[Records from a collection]
⁂

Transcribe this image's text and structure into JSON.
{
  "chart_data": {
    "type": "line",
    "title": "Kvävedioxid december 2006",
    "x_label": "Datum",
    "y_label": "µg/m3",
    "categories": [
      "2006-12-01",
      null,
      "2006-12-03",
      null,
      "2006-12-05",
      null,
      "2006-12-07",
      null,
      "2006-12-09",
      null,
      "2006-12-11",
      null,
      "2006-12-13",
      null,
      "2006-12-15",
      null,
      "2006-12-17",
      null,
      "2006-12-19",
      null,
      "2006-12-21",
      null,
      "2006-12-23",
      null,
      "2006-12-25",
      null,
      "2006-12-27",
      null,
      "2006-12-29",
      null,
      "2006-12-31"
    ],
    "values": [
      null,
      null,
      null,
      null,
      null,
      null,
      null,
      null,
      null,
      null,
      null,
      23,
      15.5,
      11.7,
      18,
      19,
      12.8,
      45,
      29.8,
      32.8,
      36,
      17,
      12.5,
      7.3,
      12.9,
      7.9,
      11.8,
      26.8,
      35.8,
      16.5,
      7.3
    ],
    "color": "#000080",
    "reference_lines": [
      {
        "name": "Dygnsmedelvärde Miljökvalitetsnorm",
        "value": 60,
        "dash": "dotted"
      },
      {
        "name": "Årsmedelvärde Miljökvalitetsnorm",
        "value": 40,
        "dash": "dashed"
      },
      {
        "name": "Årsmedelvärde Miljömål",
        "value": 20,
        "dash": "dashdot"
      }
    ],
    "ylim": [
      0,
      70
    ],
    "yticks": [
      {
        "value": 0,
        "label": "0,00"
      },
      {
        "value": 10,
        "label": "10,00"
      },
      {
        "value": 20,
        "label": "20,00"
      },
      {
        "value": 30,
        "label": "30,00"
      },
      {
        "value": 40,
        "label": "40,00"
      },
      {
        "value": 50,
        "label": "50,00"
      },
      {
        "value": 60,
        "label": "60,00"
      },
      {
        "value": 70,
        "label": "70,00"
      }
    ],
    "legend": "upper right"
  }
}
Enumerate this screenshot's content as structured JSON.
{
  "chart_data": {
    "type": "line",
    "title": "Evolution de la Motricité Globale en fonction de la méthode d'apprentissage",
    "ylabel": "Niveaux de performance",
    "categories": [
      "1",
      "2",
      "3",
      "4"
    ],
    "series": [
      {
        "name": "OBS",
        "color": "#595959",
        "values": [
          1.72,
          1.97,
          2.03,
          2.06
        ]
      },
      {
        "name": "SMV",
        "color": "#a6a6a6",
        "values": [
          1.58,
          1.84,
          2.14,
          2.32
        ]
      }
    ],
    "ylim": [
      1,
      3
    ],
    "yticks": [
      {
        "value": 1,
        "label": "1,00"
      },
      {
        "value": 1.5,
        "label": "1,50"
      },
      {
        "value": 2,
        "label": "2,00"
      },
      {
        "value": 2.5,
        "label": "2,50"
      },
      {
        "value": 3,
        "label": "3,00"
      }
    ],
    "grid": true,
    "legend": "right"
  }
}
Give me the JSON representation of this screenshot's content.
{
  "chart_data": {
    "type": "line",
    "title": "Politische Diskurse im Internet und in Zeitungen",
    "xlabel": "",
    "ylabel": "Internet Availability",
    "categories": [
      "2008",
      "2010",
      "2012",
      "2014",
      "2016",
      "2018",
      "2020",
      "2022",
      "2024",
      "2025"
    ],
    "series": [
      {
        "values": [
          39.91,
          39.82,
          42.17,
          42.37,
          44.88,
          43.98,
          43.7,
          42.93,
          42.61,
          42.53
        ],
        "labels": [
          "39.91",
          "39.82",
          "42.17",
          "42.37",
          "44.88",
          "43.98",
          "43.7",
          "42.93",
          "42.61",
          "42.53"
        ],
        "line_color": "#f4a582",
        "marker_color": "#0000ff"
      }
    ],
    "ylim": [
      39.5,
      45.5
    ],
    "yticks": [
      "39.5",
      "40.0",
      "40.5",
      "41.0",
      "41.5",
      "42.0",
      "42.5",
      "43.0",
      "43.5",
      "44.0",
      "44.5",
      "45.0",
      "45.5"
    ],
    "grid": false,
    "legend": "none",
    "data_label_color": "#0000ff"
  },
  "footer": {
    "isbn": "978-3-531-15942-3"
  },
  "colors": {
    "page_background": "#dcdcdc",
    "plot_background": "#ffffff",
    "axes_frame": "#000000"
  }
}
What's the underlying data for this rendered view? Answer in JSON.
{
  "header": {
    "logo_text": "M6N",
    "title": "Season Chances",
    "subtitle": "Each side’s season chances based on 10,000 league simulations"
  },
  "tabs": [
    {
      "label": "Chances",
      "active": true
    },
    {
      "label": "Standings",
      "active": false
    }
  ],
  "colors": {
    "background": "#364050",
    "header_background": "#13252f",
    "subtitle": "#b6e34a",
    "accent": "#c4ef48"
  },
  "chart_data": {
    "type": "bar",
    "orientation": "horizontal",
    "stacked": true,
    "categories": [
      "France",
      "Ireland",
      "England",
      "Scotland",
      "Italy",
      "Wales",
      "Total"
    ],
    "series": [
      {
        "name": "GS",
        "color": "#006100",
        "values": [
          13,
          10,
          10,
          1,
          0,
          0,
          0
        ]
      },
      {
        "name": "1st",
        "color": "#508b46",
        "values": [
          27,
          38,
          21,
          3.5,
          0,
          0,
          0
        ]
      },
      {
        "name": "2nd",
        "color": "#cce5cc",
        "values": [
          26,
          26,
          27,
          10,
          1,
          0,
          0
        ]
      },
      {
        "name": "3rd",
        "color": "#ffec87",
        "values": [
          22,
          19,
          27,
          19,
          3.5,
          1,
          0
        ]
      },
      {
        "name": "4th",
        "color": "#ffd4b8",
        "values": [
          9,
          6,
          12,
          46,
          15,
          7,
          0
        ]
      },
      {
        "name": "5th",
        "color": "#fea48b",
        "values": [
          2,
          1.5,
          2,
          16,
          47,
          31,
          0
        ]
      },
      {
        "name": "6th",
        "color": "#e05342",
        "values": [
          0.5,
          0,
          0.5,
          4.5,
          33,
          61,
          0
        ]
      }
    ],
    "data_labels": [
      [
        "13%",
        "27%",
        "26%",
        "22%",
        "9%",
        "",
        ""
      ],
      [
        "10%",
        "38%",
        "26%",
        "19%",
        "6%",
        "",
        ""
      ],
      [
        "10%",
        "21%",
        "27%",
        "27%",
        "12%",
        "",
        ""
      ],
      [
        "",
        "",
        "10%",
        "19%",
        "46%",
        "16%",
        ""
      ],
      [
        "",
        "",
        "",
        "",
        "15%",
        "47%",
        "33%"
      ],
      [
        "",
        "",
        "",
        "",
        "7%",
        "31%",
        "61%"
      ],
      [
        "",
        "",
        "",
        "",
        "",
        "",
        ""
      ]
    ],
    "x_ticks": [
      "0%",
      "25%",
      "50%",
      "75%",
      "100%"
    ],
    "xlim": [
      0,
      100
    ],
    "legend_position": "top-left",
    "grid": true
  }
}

⁂

▶ **Requirements**: Extract all of the data above and output it character for character.

▶ **Final result**:
Transcribe this image's text and structure into JSON.
{
  "chart_data": {
    "type": "line",
    "title": "Kvävedioxid december 2006",
    "x_label": "Datum",
    "y_label": "µg/m3",
    "categories": [
      "2006-12-01",
      null,
      "2006-12-03",
      null,
      "2006-12-05",
      null,
      "2006-12-07",
      null,
      "2006-12-09",
      null,
      "2006-12-11",
      null,
      "2006-12-13",
      null,
      "2006-12-15",
      null,
      "2006-12-17",
      null,
      "2006-12-19",
      null,
      "2006-12-21",
      null,
      "2006-12-23",
      null,
      "2006-12-25",
      null,
      "2006-12-27",
      null,
      "2006-12-29",
      null,
      "2006-12-31"
    ],
    "values": [
      null,
      null,
      null,
      null,
      null,
      null,
      null,
      null,
      null,
      null,
      null,
      23,
      15.5,
      11.7,
      18,
      19,
      12.8,
      45,
      29.8,
      32.8,
      36,
      17,
      12.5,
      7.3,
      12.9,
      7.9,
      11.8,
      26.8,
      35.8,
      16.5,
      7.3
    ],
    "color": "#000080",
    "reference_lines": [
      {
        "name": "Dygnsmedelvärde Miljökvalitetsnorm",
        "value": 60,
        "dash": "dotted"
      },
      {
        "name": "Årsmedelvärde Miljökvalitetsnorm",
        "value": 40,
        "dash": "dashed"
      },
      {
        "name": "Årsmedelvärde Miljömål",
        "value": 20,
        "dash": "dashdot"
      }
    ],
    "ylim": [
      0,
      70
    ],
    "yticks": [
      {
        "value": 0,
        "label": "0,00"
      },
      {
        "value": 10,
        "label": "10,00"
      },
      {
        "value": 20,
        "label": "20,00"
      },
      {
        "value": 30,
        "label": "30,00"
      },
      {
        "value": 40,
        "label": "40,00"
      },
      {
        "value": 50,
        "label": "50,00"
      },
      {
        "value": 60,
        "label": "60,00"
      },
      {
        "value": 70,
        "label": "70,00"
      }
    ],
    "legend": "upper right"
  }
}
Enumerate this screenshot's content as structured JSON.
{
  "chart_data": {
    "type": "line",
    "title": "Evolution de la Motricité Globale en fonction de la méthode d'apprentissage",
    "ylabel": "Niveaux de performance",
    "categories": [
      "1",
      "2",
      "3",
      "4"
    ],
    "series": [
      {
        "name": "OBS",
        "color": "#595959",
        "values": [
          1.72,
          1.97,
          2.03,
          2.06
        ]
      },
      {
        "name": "SMV",
        "color": "#a6a6a6",
        "values": [
          1.58,
          1.84,
          2.14,
          2.32
        ]
      }
    ],
    "ylim": [
      1,
      3
    ],
    "yticks": [
      {
        "value": 1,
        "label": "1,00"
      },
      {
        "value": 1.5,
        "label": "1,50"
      },
      {
        "value": 2,
        "label": "2,00"
      },
      {
        "value": 2.5,
        "label": "2,50"
      },
      {
        "value": 3,
        "label": "3,00"
      }
    ],
    "grid": true,
    "legend": "right"
  }
}
Give me the JSON representation of this screenshot's content.
{
  "chart_data": {
    "type": "line",
    "title": "Politische Diskurse im Internet und in Zeitungen",
    "xlabel": "",
    "ylabel": "Internet Availability",
    "categories": [
      "2008",
      "2010",
      "2012",
      "2014",
      "2016",
      "2018",
      "2020",
      "2022",
      "2024",
      "2025"
    ],
    "series": [
      {
        "values": [
          39.91,
          39.82,
          42.17,
          42.37,
          44.88,
          43.98,
          43.7,
          42.93,
          42.61,
          42.53
        ],
        "labels": [
          "39.91",
          "39.82",
          "42.17",
          "42.37",
          "44.88",
          "43.98",
          "43.7",
          "42.93",
          "42.61",
          "42.53"
        ],
        "line_color": "#f4a582",
        "marker_color": "#0000ff"
      }
    ],
    "ylim": [
      39.5,
      45.5
    ],
    "yticks": [
      "39.5",
      "40.0",
      "40.5",
      "41.0",
      "41.5",
      "42.0",
      "42.5",
      "43.0",
      "43.5",
      "44.0",
      "44.5",
      "45.0",
      "45.5"
    ],
    "grid": false,
    "legend": "none",
    "data_label_color": "#0000ff"
  },
  "footer": {
    "isbn": "978-3-531-15942-3"
  },
  "colors": {
    "page_background": "#dcdcdc",
    "plot_background": "#ffffff",
    "axes_frame": "#000000"
  }
}
What's the underlying data for this rendered view? Answer in JSON.
{
  "header": {
    "logo_text": "M6N",
    "title": "Season Chances",
    "subtitle": "Each side’s season chances based on 10,000 league simulations"
  },
  "tabs": [
    {
      "label": "Chances",
      "active": true
    },
    {
      "label": "Standings",
      "active": false
    }
  ],
  "colors": {
    "background": "#364050",
    "header_background": "#13252f",
    "subtitle": "#b6e34a",
    "accent": "#c4ef48"
  },
  "chart_data": {
    "type": "bar",
    "orientation": "horizontal",
    "stacked": true,
    "categories": [
      "France",
      "Ireland",
      "England",
      "Scotland",
      "Italy",
      "Wales",
      "Total"
    ],
    "series": [
      {
        "name": "GS",
        "color": "#006100",
        "values": [
          13,
          10,
          10,
          1,
          0,
          0,
          0
        ]
      },
      {
        "name": "1st",
        "color": "#508b46",
        "values": [
          27,
          38,
          21,
          3.5,
          0,
          0,
          0
        ]
      },
      {
        "name": "2nd",
        "color": "#cce5cc",
        "values": [
          26,
          26,
          27,
          10,
          1,
          0,
          0
        ]
      },
      {
        "name": "3rd",
        "color": "#ffec87",
        "values": [
          22,
          19,
          27,
          19,
          3.5,
          1,
          0
        ]
      },
      {
        "name": "4th",
        "color": "#ffd4b8",
        "values": [
          9,
          6,
          12,
          46,
          15,
          7,
          0
        ]
      },
      {
        "name": "5th",
        "color": "#fea48b",
        "values": [
          2,
          1.5,
          2,
          16,
          47,
          31,
          0
        ]
      },
      {
        "name": "6th",
        "color": "#e05342",
        "values": [
          0.5,
          0,
          0.5,
          4.5,
          33,
          61,
          0
        ]
      }
    ],
    "data_labels": [
      [
        "13%",
        "27%",
        "26%",
        "22%",
        "9%",
        "",
        ""
      ],
      [
        "10%",
        "38%",
        "26%",
        "19%",
        "6%",
        "",
        ""
      ],
      [
        "10%",
        "21%",
        "27%",
        "27%",
        "12%",
        "",
        ""
      ],
      [
        "",
        "",
        "10%",
        "19%",
        "46%",
        "16%",
        ""
      ],
      [
        "",
        "",
        "",
        "",
        "15%",
        "47%",
        "33%"
      ],
      [
        "",
        "",
        "",
        "",
        "7%",
        "31%",
        "61%"
      ],
      [
        "",
        "",
        "",
        "",
        "",
        "",
        ""
      ]
    ],
    "x_ticks": [
      "0%",
      "25%",
      "50%",
      "75%",
      "100%"
    ],
    "xlim": [
      0,
      100
    ],
    "legend_position": "top-left",
    "grid": true
  }
}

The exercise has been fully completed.